++++ Supplied records ++++
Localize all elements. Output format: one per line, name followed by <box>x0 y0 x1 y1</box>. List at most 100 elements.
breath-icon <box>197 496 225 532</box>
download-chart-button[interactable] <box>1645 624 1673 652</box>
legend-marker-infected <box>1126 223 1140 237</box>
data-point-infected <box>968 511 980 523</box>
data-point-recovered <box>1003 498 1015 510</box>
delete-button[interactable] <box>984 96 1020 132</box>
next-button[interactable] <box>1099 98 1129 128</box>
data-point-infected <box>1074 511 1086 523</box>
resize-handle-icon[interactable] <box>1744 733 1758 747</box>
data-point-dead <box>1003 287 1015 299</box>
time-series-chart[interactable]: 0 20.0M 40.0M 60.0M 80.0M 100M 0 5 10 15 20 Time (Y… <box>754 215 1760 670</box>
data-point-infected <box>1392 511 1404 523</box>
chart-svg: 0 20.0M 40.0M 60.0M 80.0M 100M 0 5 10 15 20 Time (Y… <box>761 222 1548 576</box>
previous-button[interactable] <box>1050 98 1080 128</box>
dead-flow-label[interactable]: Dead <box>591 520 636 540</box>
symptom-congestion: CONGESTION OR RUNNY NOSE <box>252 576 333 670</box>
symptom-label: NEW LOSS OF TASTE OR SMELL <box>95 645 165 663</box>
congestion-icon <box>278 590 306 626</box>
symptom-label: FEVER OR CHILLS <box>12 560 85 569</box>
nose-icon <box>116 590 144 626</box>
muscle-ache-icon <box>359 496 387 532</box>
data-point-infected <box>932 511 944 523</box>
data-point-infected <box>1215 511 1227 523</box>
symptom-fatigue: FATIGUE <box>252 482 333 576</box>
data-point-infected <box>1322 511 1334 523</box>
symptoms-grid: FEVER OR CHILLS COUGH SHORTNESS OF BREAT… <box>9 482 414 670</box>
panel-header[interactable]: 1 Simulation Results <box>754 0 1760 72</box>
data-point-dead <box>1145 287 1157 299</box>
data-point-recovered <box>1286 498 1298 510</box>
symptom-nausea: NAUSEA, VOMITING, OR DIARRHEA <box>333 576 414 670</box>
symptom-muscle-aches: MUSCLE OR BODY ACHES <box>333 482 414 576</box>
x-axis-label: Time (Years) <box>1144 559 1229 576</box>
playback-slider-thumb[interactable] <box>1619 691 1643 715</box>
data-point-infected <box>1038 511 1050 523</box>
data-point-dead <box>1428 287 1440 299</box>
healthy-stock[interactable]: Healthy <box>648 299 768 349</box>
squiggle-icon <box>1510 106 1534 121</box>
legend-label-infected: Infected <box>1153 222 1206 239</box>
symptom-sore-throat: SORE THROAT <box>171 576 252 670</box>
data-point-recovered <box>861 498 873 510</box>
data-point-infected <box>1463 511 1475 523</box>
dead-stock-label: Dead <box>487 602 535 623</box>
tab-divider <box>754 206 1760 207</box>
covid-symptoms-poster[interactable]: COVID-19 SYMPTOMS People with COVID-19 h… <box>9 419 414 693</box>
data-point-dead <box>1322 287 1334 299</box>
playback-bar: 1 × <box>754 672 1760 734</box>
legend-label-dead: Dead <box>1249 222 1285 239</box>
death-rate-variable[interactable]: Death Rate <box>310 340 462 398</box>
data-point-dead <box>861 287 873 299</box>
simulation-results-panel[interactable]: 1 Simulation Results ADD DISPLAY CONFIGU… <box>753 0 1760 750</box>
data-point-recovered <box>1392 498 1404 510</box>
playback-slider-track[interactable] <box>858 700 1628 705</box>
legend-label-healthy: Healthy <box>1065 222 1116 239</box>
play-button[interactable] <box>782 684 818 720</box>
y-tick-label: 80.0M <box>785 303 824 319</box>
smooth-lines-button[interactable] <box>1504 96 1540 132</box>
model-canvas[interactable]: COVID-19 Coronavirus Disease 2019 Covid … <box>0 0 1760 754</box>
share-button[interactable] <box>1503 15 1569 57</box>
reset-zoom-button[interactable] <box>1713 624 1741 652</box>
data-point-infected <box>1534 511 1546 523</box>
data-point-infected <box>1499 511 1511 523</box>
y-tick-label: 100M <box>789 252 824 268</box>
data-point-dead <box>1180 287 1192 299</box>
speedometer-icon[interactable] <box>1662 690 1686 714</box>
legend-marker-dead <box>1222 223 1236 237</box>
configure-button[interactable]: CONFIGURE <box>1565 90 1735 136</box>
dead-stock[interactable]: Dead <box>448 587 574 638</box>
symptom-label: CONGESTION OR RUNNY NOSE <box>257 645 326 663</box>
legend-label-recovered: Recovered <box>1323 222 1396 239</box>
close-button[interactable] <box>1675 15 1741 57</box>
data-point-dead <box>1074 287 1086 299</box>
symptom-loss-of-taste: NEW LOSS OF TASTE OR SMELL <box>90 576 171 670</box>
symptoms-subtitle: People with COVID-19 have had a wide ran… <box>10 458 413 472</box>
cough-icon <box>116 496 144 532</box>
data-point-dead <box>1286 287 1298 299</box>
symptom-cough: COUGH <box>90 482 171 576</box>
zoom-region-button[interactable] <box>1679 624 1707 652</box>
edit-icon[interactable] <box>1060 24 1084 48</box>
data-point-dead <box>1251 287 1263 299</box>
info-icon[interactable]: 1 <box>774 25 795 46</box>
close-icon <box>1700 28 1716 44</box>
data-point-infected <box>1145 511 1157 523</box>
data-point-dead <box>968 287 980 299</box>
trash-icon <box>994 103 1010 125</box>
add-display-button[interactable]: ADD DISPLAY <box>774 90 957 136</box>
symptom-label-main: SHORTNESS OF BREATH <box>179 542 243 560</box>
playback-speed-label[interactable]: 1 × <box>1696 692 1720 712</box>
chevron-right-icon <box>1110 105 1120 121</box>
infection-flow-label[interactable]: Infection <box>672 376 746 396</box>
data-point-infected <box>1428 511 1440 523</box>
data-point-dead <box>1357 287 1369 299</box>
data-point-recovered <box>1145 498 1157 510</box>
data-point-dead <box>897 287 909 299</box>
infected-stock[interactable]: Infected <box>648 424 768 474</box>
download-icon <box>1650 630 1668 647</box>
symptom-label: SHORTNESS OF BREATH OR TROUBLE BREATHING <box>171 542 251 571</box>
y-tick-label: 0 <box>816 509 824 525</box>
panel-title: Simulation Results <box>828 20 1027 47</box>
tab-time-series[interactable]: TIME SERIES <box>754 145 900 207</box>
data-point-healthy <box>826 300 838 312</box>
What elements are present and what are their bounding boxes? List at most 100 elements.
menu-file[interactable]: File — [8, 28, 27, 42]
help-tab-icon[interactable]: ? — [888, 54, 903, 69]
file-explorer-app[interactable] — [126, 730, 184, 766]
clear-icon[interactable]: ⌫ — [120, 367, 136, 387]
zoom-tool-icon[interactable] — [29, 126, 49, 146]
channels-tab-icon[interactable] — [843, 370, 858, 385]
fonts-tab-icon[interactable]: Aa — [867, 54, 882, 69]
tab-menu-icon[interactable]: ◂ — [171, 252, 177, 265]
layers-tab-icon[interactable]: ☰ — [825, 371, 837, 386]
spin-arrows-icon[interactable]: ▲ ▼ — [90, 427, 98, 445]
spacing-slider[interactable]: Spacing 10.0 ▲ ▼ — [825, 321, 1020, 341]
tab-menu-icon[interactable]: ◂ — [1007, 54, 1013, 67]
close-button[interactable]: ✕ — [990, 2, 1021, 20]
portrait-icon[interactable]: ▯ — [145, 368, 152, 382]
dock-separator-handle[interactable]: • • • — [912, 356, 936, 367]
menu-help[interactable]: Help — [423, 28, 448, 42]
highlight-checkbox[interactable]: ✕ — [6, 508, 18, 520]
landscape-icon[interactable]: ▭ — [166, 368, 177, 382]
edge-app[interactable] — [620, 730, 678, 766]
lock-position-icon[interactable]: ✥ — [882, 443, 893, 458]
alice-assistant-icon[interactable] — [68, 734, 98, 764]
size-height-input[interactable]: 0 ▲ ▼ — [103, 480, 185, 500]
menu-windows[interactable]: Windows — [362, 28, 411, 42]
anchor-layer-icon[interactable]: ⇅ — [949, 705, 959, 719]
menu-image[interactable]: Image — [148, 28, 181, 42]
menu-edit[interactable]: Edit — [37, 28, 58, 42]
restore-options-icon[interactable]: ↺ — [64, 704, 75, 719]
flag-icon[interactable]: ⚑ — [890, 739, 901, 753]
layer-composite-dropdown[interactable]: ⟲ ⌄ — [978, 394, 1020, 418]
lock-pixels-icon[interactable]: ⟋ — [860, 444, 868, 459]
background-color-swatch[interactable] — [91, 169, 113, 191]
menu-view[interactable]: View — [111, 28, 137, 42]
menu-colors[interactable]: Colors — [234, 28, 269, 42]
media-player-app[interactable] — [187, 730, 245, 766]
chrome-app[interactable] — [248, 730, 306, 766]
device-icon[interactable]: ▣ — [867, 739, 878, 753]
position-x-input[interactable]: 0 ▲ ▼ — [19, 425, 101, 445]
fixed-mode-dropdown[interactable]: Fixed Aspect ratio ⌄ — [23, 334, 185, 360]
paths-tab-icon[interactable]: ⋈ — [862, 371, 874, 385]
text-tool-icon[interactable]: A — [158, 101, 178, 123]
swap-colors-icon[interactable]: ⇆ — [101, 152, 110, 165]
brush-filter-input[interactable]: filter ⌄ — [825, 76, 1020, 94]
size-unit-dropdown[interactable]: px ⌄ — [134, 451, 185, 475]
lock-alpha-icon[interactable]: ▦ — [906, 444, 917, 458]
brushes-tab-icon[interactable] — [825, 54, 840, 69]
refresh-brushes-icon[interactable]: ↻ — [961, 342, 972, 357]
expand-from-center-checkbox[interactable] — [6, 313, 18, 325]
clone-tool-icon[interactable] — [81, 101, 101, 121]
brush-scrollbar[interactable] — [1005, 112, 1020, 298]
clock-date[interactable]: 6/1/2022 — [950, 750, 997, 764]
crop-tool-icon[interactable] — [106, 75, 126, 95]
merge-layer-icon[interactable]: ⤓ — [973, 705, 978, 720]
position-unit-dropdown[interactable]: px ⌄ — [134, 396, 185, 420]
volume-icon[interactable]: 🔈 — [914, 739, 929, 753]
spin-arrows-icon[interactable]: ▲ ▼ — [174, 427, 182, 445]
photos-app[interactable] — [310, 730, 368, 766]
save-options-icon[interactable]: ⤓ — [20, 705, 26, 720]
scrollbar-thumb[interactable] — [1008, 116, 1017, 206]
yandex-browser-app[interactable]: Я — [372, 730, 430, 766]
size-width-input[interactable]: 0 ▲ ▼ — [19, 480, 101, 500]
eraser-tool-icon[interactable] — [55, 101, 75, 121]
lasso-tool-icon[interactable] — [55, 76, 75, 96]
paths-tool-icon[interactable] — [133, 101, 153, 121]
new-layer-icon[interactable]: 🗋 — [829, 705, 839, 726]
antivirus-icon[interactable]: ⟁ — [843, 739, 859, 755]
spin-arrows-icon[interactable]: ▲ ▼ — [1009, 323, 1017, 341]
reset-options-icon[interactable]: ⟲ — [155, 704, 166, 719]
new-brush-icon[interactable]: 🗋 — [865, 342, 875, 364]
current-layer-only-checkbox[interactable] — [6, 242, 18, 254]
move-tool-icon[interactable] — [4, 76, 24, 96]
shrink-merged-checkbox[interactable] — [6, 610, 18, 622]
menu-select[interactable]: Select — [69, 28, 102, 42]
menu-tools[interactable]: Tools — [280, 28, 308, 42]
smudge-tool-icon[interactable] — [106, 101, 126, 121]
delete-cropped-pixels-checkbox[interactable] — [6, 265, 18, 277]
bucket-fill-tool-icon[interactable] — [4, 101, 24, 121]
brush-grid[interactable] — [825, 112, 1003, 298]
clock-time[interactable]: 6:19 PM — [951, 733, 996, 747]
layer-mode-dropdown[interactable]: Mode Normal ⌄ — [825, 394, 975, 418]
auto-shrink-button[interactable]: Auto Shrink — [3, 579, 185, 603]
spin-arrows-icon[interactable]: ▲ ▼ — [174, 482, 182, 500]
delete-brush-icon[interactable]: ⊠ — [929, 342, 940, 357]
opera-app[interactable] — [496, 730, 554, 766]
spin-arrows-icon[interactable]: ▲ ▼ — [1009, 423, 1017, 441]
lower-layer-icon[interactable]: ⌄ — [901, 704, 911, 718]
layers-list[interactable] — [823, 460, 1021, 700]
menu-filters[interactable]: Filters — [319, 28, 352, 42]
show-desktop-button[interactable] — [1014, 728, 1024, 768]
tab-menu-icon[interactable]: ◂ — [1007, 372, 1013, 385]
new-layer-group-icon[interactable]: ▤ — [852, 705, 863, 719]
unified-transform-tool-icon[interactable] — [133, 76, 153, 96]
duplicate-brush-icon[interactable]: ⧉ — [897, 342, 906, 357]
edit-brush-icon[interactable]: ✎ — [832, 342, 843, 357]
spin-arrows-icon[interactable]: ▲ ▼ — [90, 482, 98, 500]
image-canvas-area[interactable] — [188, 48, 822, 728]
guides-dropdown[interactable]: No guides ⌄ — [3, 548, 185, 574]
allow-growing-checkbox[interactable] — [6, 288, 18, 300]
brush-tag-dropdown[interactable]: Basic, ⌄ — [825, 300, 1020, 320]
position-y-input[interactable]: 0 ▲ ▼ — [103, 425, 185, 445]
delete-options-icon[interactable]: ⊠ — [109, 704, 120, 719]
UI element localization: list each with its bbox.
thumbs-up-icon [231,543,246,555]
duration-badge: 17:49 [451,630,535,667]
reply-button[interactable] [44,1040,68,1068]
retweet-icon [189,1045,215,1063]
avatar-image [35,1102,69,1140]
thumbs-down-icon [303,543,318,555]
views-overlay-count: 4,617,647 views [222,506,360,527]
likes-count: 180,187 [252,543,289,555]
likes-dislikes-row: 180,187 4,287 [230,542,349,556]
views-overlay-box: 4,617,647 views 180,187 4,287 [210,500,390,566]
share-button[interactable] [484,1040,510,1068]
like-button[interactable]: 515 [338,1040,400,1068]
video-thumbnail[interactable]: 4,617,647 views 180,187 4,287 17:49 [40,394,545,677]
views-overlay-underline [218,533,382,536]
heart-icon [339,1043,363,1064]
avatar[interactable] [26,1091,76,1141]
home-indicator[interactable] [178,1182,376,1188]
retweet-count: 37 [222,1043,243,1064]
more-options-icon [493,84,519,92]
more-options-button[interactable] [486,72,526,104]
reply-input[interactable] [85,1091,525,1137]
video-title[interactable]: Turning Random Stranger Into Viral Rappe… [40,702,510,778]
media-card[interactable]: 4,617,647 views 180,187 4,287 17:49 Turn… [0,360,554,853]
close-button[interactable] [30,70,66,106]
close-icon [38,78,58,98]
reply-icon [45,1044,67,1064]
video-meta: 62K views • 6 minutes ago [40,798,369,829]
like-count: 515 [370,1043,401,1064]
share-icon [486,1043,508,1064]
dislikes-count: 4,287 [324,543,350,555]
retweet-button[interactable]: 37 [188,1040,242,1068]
++++
> **Task prompt**
For every line above with the word "tick" in it, make a copy.

> **Answer to the problem**
y-tick-label: 80.0M <box>785 303 824 319</box>
y-tick-label: 100M <box>789 252 824 268</box>
y-tick-label: 0 <box>816 509 824 525</box>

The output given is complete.